→ STATED EXERCISE
Print the full listing exactly.

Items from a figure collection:
---------------

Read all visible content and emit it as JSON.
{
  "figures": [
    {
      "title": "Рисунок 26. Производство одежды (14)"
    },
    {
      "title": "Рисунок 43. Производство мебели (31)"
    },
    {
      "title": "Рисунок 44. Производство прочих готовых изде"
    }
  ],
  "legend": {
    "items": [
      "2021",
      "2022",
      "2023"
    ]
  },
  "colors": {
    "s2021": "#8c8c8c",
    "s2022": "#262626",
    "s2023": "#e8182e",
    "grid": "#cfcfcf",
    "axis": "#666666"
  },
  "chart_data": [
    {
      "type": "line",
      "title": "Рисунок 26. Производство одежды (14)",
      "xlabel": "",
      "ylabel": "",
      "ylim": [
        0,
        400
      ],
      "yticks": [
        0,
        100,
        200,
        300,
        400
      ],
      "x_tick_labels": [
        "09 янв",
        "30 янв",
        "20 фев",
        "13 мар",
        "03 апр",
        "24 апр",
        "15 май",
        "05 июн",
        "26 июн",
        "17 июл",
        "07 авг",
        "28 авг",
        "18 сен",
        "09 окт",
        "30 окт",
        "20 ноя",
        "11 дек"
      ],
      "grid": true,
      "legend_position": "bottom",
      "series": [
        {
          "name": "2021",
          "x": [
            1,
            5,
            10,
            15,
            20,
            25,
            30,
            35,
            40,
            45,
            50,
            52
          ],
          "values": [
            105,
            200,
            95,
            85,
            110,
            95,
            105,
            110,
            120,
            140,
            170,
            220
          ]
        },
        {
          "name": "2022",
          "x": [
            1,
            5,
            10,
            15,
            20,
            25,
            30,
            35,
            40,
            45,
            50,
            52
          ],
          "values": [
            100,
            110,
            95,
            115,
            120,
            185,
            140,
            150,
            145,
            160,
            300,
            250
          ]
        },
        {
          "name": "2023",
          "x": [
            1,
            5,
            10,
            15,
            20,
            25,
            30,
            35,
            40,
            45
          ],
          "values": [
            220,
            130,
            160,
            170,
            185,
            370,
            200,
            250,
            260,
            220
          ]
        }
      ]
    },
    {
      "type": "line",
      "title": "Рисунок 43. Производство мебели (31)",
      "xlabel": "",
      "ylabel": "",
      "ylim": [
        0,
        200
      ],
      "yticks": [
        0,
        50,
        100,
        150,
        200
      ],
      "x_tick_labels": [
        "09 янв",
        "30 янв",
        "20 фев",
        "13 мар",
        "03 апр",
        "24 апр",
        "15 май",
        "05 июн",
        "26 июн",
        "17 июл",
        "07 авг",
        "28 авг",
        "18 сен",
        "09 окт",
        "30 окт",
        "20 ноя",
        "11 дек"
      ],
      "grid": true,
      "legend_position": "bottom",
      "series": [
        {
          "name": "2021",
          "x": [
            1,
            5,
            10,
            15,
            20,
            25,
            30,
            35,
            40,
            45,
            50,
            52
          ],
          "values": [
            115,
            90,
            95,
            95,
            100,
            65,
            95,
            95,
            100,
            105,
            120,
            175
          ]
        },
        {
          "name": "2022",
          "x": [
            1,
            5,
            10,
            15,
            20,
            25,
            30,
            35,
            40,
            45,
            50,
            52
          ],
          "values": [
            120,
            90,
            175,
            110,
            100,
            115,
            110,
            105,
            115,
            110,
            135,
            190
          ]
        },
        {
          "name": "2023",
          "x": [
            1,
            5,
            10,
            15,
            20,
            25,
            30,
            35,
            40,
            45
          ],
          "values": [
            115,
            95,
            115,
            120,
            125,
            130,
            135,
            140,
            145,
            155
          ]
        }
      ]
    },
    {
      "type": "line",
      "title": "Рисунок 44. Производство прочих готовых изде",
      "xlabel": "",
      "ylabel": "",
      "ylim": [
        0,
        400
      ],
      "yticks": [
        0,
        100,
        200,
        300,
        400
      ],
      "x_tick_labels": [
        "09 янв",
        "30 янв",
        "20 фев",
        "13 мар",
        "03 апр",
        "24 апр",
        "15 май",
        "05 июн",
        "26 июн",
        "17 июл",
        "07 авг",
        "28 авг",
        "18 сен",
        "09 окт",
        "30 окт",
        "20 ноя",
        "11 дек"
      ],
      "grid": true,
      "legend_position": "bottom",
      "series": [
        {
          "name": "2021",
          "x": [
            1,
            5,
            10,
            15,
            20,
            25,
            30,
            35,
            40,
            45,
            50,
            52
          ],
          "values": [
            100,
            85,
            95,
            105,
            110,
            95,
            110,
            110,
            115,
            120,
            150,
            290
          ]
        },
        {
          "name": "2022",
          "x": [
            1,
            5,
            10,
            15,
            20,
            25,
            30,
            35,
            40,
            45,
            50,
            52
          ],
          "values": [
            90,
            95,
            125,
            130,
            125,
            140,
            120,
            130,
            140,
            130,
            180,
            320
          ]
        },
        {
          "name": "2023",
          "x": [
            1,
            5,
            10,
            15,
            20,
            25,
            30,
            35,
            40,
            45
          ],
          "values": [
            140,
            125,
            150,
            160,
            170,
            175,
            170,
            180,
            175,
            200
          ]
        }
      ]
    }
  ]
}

---------------

→ REPLY
Read all visible content and emit it as JSON.
{
  "figures": [
    {
      "title": "Рисунок 26. Производство одежды (14)"
    },
    {
      "title": "Рисунок 43. Производство мебели (31)"
    },
    {
      "title": "Рисунок 44. Производство прочих готовых изде"
    }
  ],
  "legend": {
    "items": [
      "2021",
      "2022",
      "2023"
    ]
  },
  "colors": {
    "s2021": "#8c8c8c",
    "s2022": "#262626",
    "s2023": "#e8182e",
    "grid": "#cfcfcf",
    "axis": "#666666"
  },
  "chart_data": [
    {
      "type": "line",
      "title": "Рисунок 26. Производство одежды (14)",
      "xlabel": "",
      "ylabel": "",
      "ylim": [
        0,
        400
      ],
      "yticks": [
        0,
        100,
        200,
        300,
        400
      ],
      "x_tick_labels": [
        "09 янв",
        "30 янв",
        "20 фев",
        "13 мар",
        "03 апр",
        "24 апр",
        "15 май",
        "05 июн",
        "26 июн",
        "17 июл",
        "07 авг",
        "28 авг",
        "18 сен",
        "09 окт",
        "30 окт",
        "20 ноя",
        "11 дек"
      ],
      "grid": true,
      "legend_position": "bottom",
      "series": [
        {
          "name": "2021",
          "x": [
            1,
            5,
            10,
            15,
            20,
            25,
            30,
            35,
            40,
            45,
            50,
            52
          ],
          "values": [
            105,
            200,
            95,
            85,
            110,
            95,
            105,
            110,
            120,
            140,
            170,
            220
          ]
        },
        {
          "name": "2022",
          "x": [
            1,
            5,
            10,
            15,
            20,
            25,
            30,
            35,
            40,
            45,
            50,
            52
          ],
          "values": [
            100,
            110,
            95,
            115,
            120,
            185,
            140,
            150,
            145,
            160,
            300,
            250
          ]
        },
        {
          "name": "2023",
          "x": [
            1,
            5,
            10,
            15,
            20,
            25,
            30,
            35,
            40,
            45
          ],
          "values": [
            220,
            130,
            160,
            170,
            185,
            370,
            200,
            250,
            260,
            220
          ]
        }
      ]
    },
    {
      "type": "line",
      "title": "Рисунок 43. Производство мебели (31)",
      "xlabel": "",
      "ylabel": "",
      "ylim": [
        0,
        200
      ],
      "yticks": [
        0,
        50,
        100,
        150,
        200
      ],
      "x_tick_labels": [
        "09 янв",
        "30 янв",
        "20 фев",
        "13 мар",
        "03 апр",
        "24 апр",
        "15 май",
        "05 июн",
        "26 июн",
        "17 июл",
        "07 авг",
        "28 авг",
        "18 сен",
        "09 окт",
        "30 окт",
        "20 ноя",
        "11 дек"
      ],
      "grid": true,
      "legend_position": "bottom",
      "series": [
        {
          "name": "2021",
          "x": [
            1,
            5,
            10,
            15,
            20,
            25,
            30,
            35,
            40,
            45,
            50,
            52
          ],
          "values": [
            115,
            90,
            95,
            95,
            100,
            65,
            95,
            95,
            100,
            105,
            120,
            175
          ]
        },
        {
          "name": "2022",
          "x": [
            1,
            5,
            10,
            15,
            20,
            25,
            30,
            35,
            40,
            45,
            50,
            52
          ],
          "values": [
            120,
            90,
            175,
            110,
            100,
            115,
            110,
            105,
            115,
            110,
            135,
            190
          ]
        },
        {
          "name": "2023",
          "x": [
            1,
            5,
            10,
            15,
            20,
            25,
            30,
            35,
            40,
            45
          ],
          "values": [
            115,
            95,
            115,
            120,
            125,
            130,
            135,
            140,
            145,
            155
          ]
        }
      ]
    },
    {
      "type": "line",
      "title": "Рисунок 44. Производство прочих готовых изде",
      "xlabel": "",
      "ylabel": "",
      "ylim": [
        0,
        400
      ],
      "yticks": [
        0,
        100,
        200,
        300,
        400
      ],
      "x_tick_labels": [
        "09 янв",
        "30 янв",
        "20 фев",
        "13 мар",
        "03 апр",
        "24 апр",
        "15 май",
        "05 июн",
        "26 июн",
        "17 июл",
        "07 авг",
        "28 авг",
        "18 сен",
        "09 окт",
        "30 окт",
        "20 ноя",
        "11 дек"
      ],
      "grid": true,
      "legend_position": "bottom",
      "series": [
        {
          "name": "2021",
          "x": [
            1,
            5,
            10,
            15,
            20,
            25,
            30,
            35,
            40,
            45,
            50,
            52
          ],
          "values": [
            100,
            85,
            95,
            105,
            110,
            95,
            110,
            110,
            115,
            120,
            150,
            290
          ]
        },
        {
          "name": "2022",
          "x": [
            1,
            5,
            10,
            15,
            20,
            25,
            30,
            35,
            40,
            45,
            50,
            52
          ],
          "values": [
            90,
            95,
            125,
            130,
            125,
            140,
            120,
            130,
            140,
            130,
            180,
            320
          ]
        },
        {
          "name": "2023",
          "x": [
            1,
            5,
            10,
            15,
            20,
            25,
            30,
            35,
            40,
            45
          ],
          "values": [
            140,
            125,
            150,
            160,
            170,
            175,
            170,
            180,
            175,
            200
          ]
        }
      ]
    }
  ]
}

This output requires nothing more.